Dear Mr. Sylvester Stallone,
Long time fan, first time letter writer. I recently had the pleasure of watching your film, The Expendables, in theaters. Congratulations on an impressive opening weekend, virtually guaranteeing the green light to proceed with a sequel. I welcome another entry into this celebration of action heroes, past and present. Brutal action fun is missing from theaters these days and The Expendables looks to be the cure, much as Marion ‘Cobra’ Cobretti was the cure for the disease of crime.
You’ve shown, both with this film and Rambo that you’re not afraid to let the bodies hit the floor and graphically allow characters to destroy their enemies. I, and many others, applaud this. As rational people who know the difference between fantasy and reality, seeing bad people blown in half brings laughs, not criminal behavior. Seeing murderous rapists eviscerated by .50 caliber gunfire brings whoops of justice, not nightmares.
This letter, however, is not to celebrate these films, as much as I enjoy them. There is one major flaw, present in each film and this is the over-use of CGI blood. Perhaps there is some reason for this, like shooting for a PG-13 rating but changing to an R at the last moment. If this is the reason, I think we can see from the critical and financial success of both Rambo and The Expendables that your movies do very well even when rated-R. In fact, many movies rated-R these days perform extraordinarily well. With your track record, and the record of other R-rated movies, there is no reason to expect, or make, Expendables 2 a PG-13 film. With that in mind, there is no reason to cut back on the violence and gore.

| Available data |

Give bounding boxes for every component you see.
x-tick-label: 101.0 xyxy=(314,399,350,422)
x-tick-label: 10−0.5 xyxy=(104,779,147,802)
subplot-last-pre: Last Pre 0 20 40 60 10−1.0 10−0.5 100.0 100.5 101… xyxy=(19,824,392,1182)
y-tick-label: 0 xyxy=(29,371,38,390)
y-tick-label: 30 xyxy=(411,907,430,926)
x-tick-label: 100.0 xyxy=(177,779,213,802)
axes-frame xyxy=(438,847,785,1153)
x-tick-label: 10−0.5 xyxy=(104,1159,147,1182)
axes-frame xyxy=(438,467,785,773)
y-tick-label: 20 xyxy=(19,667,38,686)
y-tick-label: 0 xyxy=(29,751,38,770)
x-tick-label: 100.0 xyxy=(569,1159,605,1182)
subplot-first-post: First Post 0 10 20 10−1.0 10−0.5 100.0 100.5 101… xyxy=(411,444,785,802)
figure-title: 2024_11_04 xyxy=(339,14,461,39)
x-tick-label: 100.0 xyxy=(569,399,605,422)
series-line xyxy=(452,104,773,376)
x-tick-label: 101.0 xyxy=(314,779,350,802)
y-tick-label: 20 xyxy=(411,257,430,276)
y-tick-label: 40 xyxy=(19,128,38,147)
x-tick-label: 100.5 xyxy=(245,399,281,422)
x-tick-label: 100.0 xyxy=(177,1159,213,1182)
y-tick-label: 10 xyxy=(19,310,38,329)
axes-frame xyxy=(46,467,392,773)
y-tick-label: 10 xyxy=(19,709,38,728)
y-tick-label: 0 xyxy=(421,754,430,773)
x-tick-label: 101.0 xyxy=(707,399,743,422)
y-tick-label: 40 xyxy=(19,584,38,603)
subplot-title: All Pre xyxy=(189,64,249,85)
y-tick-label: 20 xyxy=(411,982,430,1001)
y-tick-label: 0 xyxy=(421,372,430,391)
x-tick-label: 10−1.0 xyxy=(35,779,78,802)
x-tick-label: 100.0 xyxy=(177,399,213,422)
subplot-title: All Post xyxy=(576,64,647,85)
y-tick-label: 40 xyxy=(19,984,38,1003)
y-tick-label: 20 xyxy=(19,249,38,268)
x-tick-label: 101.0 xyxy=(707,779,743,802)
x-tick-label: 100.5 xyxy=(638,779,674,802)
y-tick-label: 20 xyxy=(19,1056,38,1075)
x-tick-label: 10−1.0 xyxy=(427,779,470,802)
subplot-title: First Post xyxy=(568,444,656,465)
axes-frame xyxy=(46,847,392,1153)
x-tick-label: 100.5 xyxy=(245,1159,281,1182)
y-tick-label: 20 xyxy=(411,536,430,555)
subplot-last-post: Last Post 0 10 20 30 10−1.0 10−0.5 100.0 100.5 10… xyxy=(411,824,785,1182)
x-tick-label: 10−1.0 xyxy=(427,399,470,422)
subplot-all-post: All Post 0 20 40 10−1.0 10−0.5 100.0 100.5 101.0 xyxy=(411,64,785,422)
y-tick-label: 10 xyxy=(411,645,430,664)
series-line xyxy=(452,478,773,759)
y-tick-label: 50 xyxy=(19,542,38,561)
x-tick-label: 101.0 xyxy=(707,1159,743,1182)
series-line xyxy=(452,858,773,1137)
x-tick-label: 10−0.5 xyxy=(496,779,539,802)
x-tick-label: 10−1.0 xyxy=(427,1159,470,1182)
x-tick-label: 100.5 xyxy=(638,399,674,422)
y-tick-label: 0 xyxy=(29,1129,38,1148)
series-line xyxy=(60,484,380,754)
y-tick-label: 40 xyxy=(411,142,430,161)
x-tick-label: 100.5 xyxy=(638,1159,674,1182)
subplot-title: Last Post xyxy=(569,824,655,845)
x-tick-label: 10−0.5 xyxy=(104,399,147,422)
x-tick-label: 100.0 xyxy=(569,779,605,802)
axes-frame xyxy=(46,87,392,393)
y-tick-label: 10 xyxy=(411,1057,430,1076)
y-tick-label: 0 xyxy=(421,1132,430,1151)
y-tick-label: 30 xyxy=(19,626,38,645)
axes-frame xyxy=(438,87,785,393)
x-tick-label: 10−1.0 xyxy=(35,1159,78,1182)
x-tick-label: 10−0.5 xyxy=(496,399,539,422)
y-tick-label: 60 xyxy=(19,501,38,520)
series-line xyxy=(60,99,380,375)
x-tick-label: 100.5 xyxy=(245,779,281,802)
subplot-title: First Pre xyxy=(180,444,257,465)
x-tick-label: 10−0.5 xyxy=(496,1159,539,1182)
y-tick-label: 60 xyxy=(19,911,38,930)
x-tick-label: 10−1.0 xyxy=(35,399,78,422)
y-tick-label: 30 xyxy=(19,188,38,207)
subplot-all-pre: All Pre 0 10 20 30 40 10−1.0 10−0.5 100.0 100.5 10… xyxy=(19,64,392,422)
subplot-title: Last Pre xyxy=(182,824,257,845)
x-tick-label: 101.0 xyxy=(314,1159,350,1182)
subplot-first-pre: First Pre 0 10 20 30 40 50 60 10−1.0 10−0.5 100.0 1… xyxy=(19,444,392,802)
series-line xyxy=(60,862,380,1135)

| Prompt 1 |
Summarize the letter to Sylvester Stallone in two sentences.
| Prompt 2 |
Copy the passage of the letter to Sylvester Stallone starting at "You’ve shown, both" and ending at "justice, not nightmares.", substituting "foes" for "enemies".

| Response area 1 |
A longtime fan writes to Sylvester Stallone to praise The Expendables and its brutal, graphic action, and welcomes a sequel after the film's impressive opening weekend. The letter's main complaint is the over-use of CGI blood, and it argues that because R-rated films like Rambo and The Expendables do very well, there is no reason to make Expendables 2 a PG-13 film or to cut back on the violence and gore.

| Response area 2 |
You’ve shown, both with this film and Rambo that you’re not afraid to let the bodies hit the floor and graphically allow characters to destroy their foes. I, and many others, applaud this. As rational people who know the difference between fantasy and reality, seeing bad people blown in half brings laughs, not criminal behavior. Seeing murderous rapists eviscerated by .50 caliber gunfire brings whoops of justice, not nightmares.